● The request: Reproduce every record below exactly as written, leaving out any pictures.
>> BEGIN Supplied records
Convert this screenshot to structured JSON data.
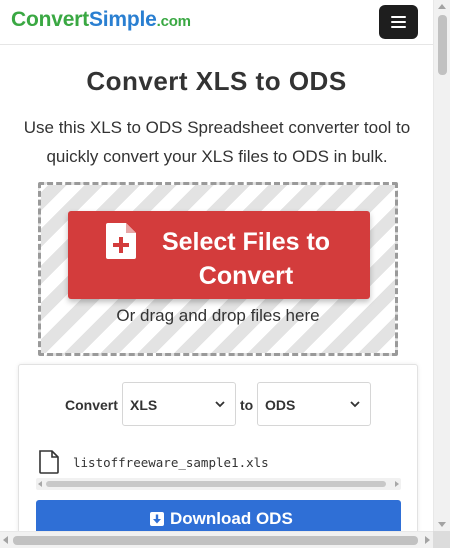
{
  "header": {
    "logo_part1": "Convert",
    "logo_part2": "Simple",
    "logo_part3": ".com",
    "menu_icon": "hamburger-menu-icon"
  },
  "main": {
    "title": "Convert XLS to ODS",
    "description": "Use this XLS to ODS Spreadsheet converter tool to quickly convert your XLS files to ODS in bulk."
  },
  "dropzone": {
    "select_button_label": "Select Files to Convert",
    "select_button_icon": "file-plus-icon",
    "drag_hint": "Or drag and drop files here"
  },
  "converter": {
    "convert_label": "Convert",
    "from_format": "XLS",
    "to_label": "to",
    "to_format": "ODS",
    "file_icon": "file-icon",
    "file_name": "listoffreeware_sample1.xls",
    "download_label": "Download ODS",
    "download_icon": "download-icon"
  },
  "colors": {
    "logo_green": "#3aa843",
    "logo_blue": "#2a7fd1",
    "select_button_red": "#d33c3c",
    "download_button_blue": "#2f6fd6",
    "menu_button_dark": "#1e1e1e"
  }
}
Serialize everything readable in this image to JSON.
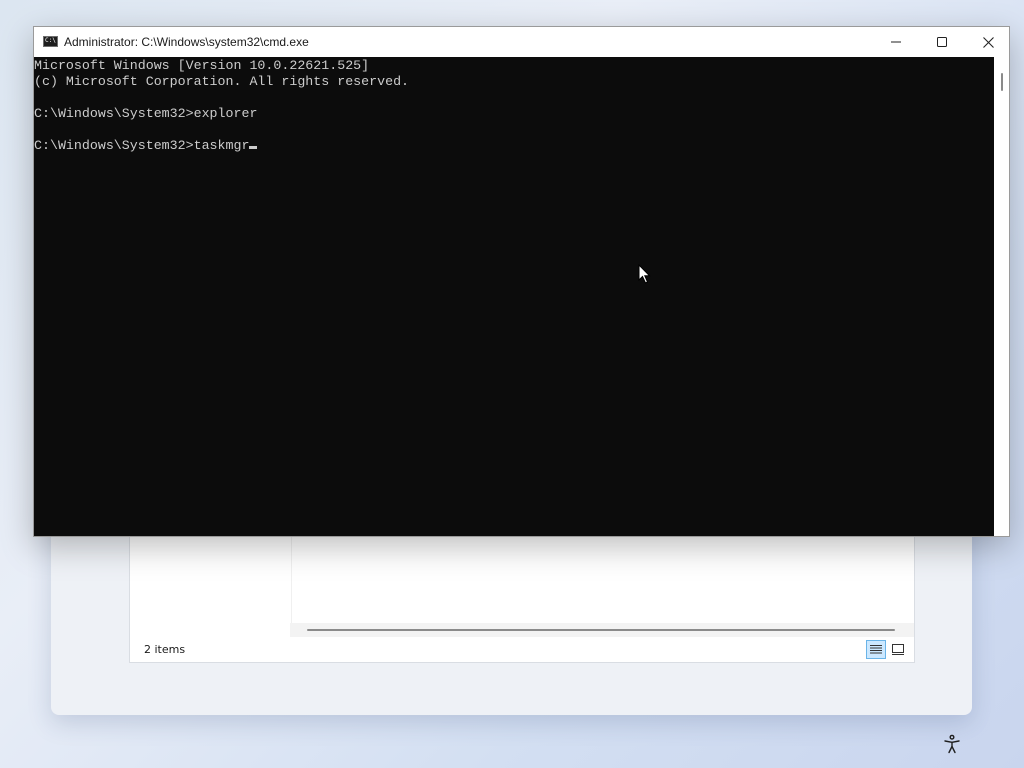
>> END Supplied records
● Exercise output:
Convert this screenshot to structured JSON data.
{
  "header": {
    "logo_part1": "Convert",
    "logo_part2": "Simple",
    "logo_part3": ".com",
    "menu_icon": "hamburger-menu-icon"
  },
  "main": {
    "title": "Convert XLS to ODS",
    "description": "Use this XLS to ODS Spreadsheet converter tool to quickly convert your XLS files to ODS in bulk."
  },
  "dropzone": {
    "select_button_label": "Select Files to Convert",
    "select_button_icon": "file-plus-icon",
    "drag_hint": "Or drag and drop files here"
  },
  "converter": {
    "convert_label": "Convert",
    "from_format": "XLS",
    "to_label": "to",
    "to_format": "ODS",
    "file_icon": "file-icon",
    "file_name": "listoffreeware_sample1.xls",
    "download_label": "Download ODS",
    "download_icon": "download-icon"
  },
  "colors": {
    "logo_green": "#3aa843",
    "logo_blue": "#2a7fd1",
    "select_button_red": "#d33c3c",
    "download_button_blue": "#2f6fd6",
    "menu_button_dark": "#1e1e1e"
  }
}
Serialize everything readable in this image to JSON.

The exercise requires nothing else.